All entries must be extracted exactly, with nothing added or dropped.
---- PROVIDED INFORMATION
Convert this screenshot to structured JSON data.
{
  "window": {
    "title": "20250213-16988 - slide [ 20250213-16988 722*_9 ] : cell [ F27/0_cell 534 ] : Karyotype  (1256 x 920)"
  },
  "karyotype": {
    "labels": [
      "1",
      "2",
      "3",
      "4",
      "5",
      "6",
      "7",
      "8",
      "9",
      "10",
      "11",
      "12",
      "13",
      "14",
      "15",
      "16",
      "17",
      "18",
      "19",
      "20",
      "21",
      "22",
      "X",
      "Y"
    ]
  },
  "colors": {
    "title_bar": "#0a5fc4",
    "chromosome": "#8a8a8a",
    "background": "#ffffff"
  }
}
--------
▸ **SOLUTION BELOW**
Convert this screenshot to structured JSON data.
{
  "window": {
    "title": "20250213-16988 - slide [ 20250213-16988 722*_9 ] : cell [ F27/0_cell 534 ] : Karyotype  (1256 x 920)"
  },
  "karyotype": {
    "labels": [
      "1",
      "2",
      "3",
      "4",
      "5",
      "6",
      "7",
      "8",
      "9",
      "10",
      "11",
      "12",
      "13",
      "14",
      "15",
      "16",
      "17",
      "18",
      "19",
      "20",
      "21",
      "22",
      "X",
      "Y"
    ]
  },
  "colors": {
    "title_bar": "#0a5fc4",
    "chromosome": "#8a8a8a",
    "background": "#ffffff"
  }
}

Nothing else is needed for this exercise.